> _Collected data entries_
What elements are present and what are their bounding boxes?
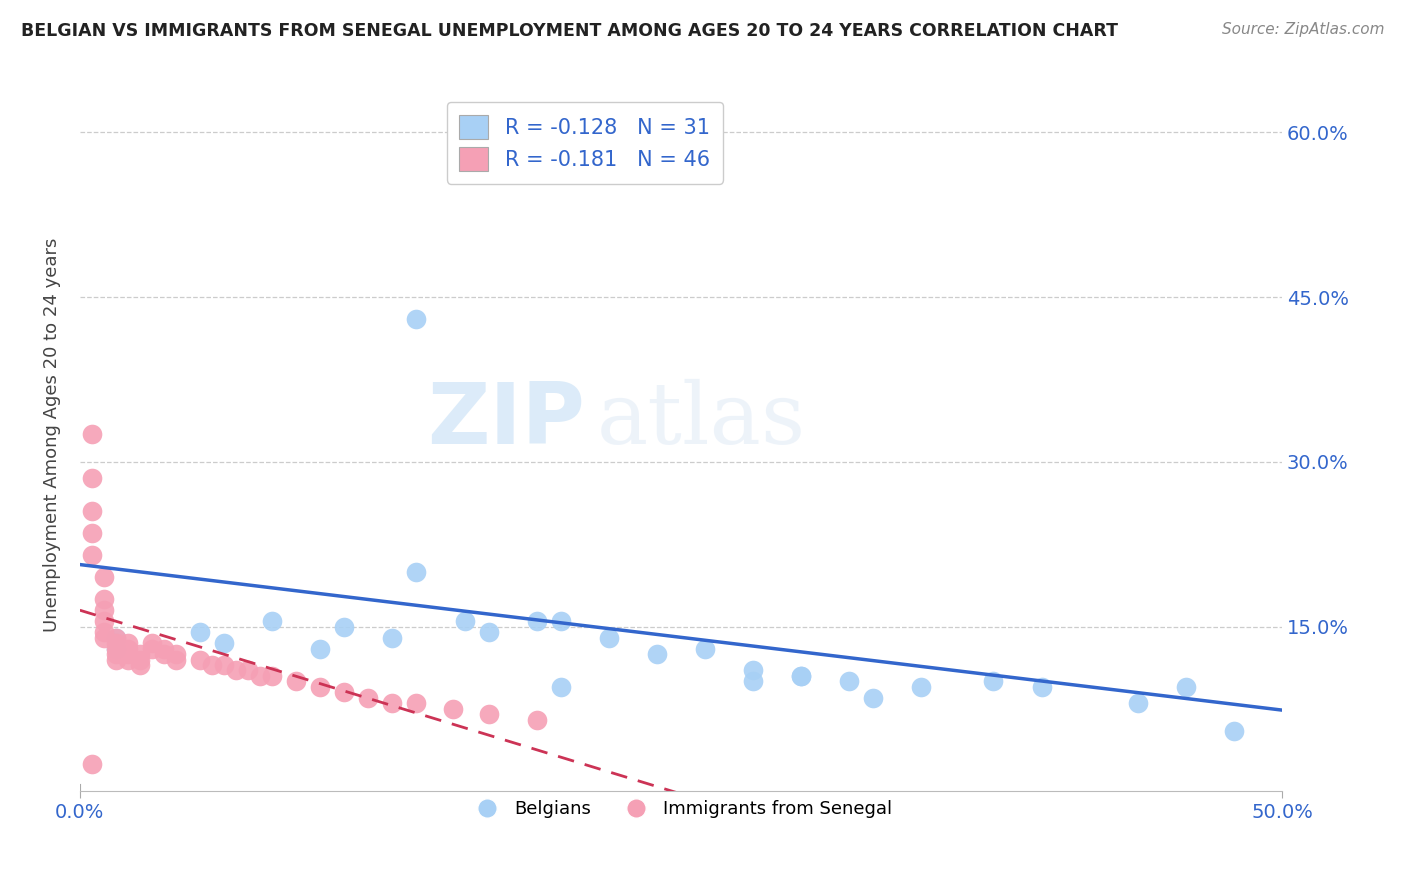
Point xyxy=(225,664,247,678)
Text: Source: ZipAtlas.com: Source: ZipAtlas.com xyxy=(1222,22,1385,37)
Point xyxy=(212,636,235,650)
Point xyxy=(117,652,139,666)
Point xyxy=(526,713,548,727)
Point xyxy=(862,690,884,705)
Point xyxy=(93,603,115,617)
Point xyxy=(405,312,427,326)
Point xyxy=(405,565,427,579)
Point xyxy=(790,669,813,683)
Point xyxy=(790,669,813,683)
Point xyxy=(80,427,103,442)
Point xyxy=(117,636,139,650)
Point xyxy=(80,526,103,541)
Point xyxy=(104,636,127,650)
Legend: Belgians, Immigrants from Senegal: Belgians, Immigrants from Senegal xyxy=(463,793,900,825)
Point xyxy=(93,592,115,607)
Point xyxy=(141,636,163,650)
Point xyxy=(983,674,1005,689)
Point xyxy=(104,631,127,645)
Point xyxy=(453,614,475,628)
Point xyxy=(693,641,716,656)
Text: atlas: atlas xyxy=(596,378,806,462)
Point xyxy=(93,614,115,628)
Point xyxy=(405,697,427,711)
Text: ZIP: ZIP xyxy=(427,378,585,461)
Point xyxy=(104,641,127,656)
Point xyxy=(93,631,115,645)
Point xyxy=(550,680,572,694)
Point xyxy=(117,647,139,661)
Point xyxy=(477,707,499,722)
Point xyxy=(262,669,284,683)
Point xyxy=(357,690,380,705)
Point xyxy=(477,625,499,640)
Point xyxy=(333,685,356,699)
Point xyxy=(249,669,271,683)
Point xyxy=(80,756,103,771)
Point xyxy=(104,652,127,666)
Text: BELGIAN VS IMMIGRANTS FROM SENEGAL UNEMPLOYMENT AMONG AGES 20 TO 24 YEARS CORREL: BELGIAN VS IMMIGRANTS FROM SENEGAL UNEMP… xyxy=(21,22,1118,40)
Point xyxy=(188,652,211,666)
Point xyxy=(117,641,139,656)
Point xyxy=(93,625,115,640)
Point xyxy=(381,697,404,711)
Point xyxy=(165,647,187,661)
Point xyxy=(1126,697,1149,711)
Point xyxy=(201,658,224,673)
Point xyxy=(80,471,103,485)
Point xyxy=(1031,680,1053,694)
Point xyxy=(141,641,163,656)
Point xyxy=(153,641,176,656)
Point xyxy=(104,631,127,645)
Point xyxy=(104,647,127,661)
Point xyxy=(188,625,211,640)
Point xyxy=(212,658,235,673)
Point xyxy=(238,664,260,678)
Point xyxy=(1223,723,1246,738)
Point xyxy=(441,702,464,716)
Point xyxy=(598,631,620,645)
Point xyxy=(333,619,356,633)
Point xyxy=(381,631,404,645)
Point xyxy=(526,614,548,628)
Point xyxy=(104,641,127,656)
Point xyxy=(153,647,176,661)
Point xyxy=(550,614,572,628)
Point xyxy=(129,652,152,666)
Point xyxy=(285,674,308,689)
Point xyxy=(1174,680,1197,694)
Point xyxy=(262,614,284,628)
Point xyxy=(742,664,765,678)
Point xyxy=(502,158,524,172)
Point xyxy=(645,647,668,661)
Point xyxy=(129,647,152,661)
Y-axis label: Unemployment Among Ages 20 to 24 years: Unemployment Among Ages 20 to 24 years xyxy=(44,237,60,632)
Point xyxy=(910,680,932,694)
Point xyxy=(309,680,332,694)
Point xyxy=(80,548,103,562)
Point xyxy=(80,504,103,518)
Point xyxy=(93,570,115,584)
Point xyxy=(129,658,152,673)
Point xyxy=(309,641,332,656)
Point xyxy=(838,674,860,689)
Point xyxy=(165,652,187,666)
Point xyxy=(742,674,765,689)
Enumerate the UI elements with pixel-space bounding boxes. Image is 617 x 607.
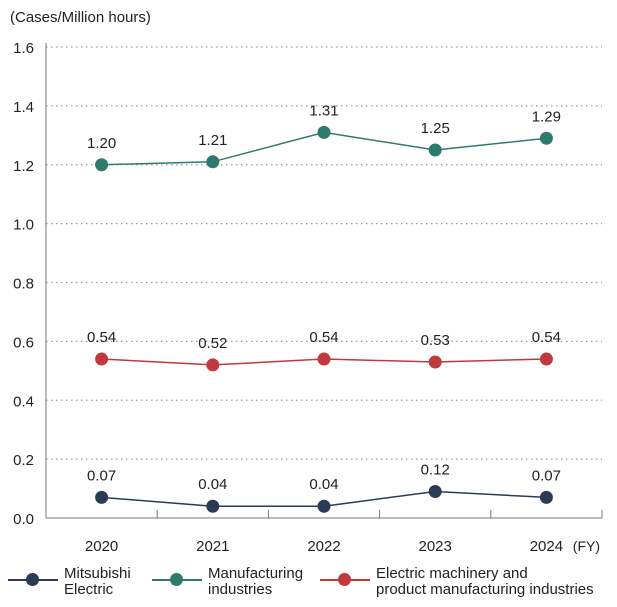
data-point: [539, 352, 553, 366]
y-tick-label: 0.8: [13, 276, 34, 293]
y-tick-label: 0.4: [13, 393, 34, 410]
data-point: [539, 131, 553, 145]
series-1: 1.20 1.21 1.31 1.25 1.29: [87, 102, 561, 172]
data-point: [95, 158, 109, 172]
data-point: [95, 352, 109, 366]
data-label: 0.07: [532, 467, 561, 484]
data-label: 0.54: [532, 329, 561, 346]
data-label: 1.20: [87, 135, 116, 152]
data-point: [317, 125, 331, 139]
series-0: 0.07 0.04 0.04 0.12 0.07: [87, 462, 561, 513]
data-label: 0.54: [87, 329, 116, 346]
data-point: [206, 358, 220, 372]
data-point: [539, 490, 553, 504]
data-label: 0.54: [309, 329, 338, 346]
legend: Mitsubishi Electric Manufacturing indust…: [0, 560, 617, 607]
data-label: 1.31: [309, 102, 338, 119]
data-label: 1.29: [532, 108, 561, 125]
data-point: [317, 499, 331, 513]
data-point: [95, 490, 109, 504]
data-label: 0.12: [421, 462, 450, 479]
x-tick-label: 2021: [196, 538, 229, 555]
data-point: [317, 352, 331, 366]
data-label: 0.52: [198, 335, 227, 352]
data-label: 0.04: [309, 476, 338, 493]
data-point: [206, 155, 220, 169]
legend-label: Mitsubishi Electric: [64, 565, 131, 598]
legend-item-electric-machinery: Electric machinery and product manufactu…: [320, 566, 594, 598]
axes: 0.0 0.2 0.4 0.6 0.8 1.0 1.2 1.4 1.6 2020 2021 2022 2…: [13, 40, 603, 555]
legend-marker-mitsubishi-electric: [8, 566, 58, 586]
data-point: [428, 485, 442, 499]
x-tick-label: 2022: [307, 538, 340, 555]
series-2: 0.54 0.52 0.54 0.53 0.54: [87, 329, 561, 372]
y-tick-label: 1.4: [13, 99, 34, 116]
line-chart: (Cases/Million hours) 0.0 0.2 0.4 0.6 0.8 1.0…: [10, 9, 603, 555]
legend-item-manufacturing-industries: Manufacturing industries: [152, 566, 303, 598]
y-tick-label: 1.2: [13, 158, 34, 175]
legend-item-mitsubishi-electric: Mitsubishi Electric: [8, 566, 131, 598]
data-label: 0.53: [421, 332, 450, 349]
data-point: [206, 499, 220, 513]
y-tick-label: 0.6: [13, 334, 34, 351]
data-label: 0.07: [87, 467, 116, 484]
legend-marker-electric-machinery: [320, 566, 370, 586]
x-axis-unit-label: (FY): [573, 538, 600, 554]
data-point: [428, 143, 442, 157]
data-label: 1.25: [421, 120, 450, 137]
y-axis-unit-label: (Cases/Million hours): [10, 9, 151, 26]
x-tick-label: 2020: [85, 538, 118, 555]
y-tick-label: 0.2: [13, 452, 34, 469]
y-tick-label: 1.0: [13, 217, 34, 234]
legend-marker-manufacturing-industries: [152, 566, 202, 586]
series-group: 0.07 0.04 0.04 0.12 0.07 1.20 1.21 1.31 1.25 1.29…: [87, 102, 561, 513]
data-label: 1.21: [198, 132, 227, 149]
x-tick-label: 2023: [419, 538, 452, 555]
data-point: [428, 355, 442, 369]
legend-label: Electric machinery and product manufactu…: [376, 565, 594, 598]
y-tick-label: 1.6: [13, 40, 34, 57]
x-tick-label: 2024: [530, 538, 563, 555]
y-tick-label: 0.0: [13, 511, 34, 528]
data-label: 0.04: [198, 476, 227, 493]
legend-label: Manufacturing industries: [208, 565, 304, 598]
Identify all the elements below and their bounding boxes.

==

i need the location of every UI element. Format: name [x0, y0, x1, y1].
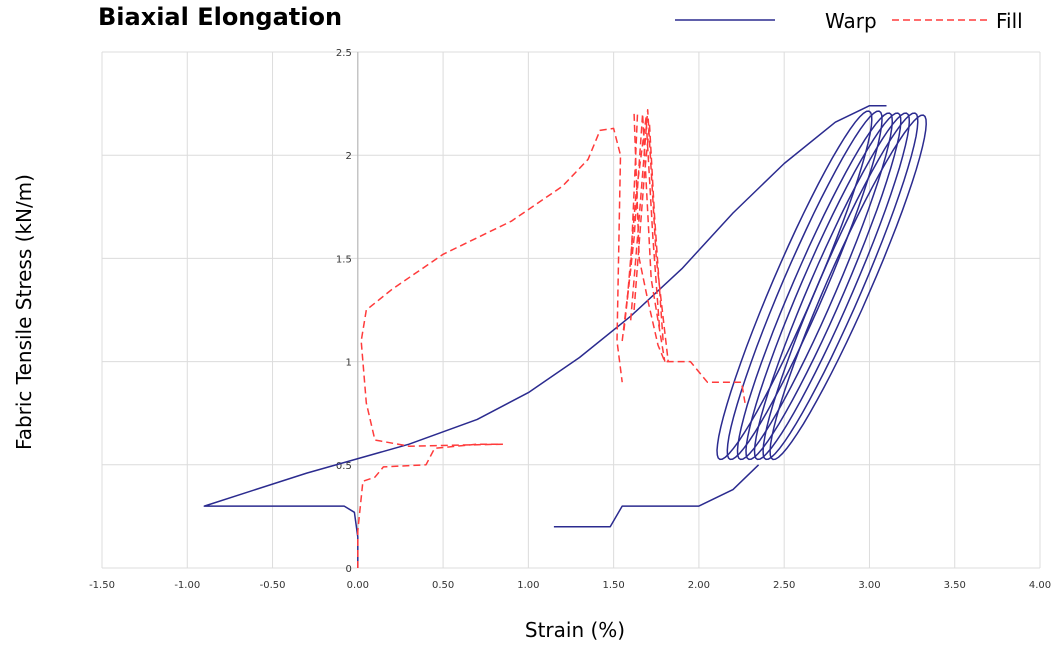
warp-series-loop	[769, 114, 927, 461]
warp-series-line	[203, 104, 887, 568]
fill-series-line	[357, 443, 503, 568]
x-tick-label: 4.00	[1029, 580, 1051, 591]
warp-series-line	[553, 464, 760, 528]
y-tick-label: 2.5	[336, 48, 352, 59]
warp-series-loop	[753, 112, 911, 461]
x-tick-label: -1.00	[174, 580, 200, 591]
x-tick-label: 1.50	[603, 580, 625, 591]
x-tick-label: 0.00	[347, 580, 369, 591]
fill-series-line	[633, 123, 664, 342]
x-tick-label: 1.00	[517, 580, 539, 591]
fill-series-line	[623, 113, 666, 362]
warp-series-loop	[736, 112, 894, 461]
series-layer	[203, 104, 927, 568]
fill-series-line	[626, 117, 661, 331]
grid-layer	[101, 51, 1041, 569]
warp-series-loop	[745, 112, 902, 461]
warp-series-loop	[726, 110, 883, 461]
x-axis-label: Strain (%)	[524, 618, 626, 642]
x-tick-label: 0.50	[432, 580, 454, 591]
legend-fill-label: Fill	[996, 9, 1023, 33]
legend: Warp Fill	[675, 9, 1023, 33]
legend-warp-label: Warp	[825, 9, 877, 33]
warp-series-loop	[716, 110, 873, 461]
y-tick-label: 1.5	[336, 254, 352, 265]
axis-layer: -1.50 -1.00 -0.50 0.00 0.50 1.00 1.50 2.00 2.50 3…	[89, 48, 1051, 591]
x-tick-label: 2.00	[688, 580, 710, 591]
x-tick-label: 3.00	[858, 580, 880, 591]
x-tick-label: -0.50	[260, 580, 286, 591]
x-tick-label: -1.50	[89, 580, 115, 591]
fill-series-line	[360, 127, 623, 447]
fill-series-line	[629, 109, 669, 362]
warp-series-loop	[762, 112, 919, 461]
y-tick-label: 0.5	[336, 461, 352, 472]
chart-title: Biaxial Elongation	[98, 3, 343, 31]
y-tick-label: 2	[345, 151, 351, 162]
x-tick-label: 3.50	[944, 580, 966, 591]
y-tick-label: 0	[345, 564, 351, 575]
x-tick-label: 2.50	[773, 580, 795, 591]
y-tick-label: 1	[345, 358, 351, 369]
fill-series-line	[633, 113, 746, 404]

> _EXERCISE OBJECTIVE_
Please show every line of the items above that contains the string "layer", copied in full. Case counts, so match only lines with that exact capitalization.

> _OUTPUT FOR THIS EXERCISE_
series-layer	[203, 104, 927, 568]
grid-layer	[101, 51, 1041, 569]
axis-layer: -1.50 -1.00 -0.50 0.00 0.50 1.00 1.50 2.00 2.50 3…	[89, 48, 1051, 591]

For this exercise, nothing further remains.